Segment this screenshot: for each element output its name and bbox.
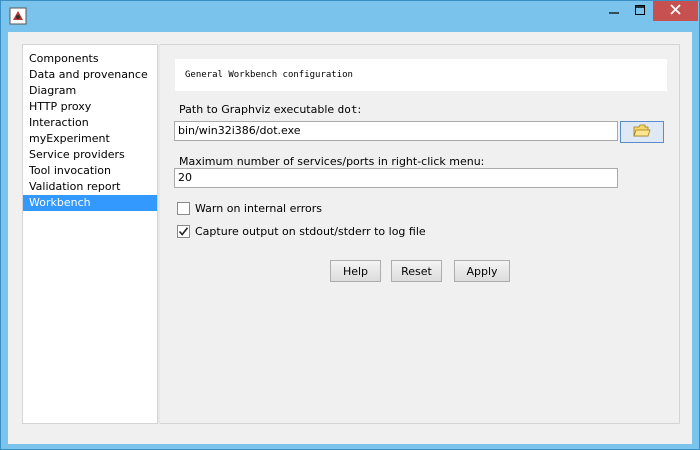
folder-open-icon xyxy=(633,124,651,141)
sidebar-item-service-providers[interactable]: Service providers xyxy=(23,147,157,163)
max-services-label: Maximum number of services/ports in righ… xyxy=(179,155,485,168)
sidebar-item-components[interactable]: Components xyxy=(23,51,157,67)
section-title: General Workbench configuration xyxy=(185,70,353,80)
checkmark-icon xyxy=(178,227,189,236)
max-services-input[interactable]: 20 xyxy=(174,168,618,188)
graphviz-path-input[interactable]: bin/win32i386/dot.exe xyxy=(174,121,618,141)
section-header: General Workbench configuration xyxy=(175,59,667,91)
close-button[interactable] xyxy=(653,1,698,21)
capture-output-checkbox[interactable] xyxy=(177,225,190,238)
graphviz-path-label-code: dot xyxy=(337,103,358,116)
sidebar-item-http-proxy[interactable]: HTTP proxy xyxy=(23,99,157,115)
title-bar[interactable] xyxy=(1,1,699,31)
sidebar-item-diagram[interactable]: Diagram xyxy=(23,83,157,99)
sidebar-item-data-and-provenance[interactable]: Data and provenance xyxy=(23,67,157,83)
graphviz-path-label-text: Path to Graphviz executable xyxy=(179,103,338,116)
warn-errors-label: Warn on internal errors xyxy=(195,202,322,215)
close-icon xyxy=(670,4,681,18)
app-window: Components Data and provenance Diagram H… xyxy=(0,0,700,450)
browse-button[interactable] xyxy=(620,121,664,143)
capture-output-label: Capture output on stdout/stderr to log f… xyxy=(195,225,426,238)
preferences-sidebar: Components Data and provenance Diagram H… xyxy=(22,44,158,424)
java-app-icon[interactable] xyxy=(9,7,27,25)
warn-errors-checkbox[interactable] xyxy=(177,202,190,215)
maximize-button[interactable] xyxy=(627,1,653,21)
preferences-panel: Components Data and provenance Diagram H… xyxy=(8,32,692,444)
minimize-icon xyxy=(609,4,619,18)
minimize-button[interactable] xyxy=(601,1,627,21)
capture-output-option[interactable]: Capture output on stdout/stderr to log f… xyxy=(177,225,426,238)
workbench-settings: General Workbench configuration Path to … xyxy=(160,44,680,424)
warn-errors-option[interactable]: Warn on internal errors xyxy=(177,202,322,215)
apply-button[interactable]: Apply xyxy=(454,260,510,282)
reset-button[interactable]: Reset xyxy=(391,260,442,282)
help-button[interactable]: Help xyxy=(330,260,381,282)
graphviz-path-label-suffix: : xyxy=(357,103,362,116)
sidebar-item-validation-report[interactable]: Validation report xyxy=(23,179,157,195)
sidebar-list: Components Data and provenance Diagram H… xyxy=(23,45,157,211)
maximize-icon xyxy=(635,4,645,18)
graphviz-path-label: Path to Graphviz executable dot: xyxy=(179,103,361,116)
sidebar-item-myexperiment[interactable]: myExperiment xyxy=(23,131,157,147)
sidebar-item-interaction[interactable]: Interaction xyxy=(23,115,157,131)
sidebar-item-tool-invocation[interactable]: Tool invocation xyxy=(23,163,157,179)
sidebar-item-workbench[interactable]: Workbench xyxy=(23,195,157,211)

=-=-=

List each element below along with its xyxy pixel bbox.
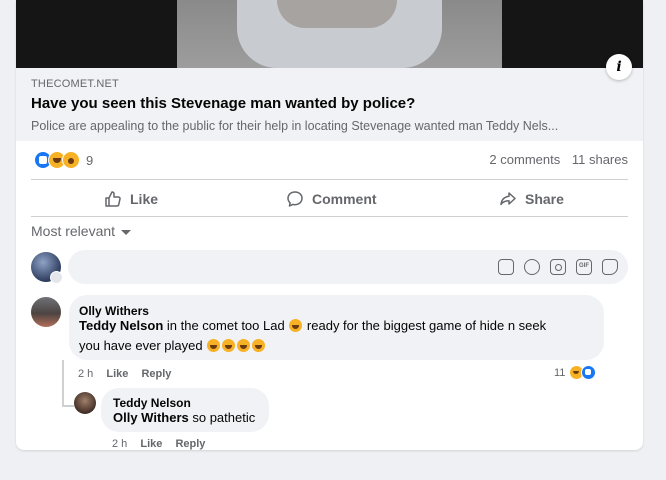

=-=-=

■ Requisito
Reproduza sem alterações as linhas entre a que contém "Segment this screenshot: for" e a que contém "sidebar-item-diagram[interactable]: Diagram xyxy=(23,83,157,99)", incluindo as duas. Deixe as imagens fora da resposta.

■ Resposta da tarefa
Segment this screenshot: for each element output its name and bbox.
folder-open-icon xyxy=(633,124,651,141)
sidebar-item-service-providers[interactable]: Service providers xyxy=(23,147,157,163)
max-services-label: Maximum number of services/ports in righ… xyxy=(179,155,485,168)
sidebar-item-components[interactable]: Components xyxy=(23,51,157,67)
section-title: General Workbench configuration xyxy=(185,70,353,80)
checkmark-icon xyxy=(178,227,189,236)
max-services-input[interactable]: 20 xyxy=(174,168,618,188)
graphviz-path-input[interactable]: bin/win32i386/dot.exe xyxy=(174,121,618,141)
section-header: General Workbench configuration xyxy=(175,59,667,91)
close-button[interactable] xyxy=(653,1,698,21)
capture-output-checkbox[interactable] xyxy=(177,225,190,238)
graphviz-path-label-code: dot xyxy=(337,103,358,116)
sidebar-item-http-proxy[interactable]: HTTP proxy xyxy=(23,99,157,115)
title-bar[interactable] xyxy=(1,1,699,31)
sidebar-item-diagram[interactable]: Diagram xyxy=(23,83,157,99)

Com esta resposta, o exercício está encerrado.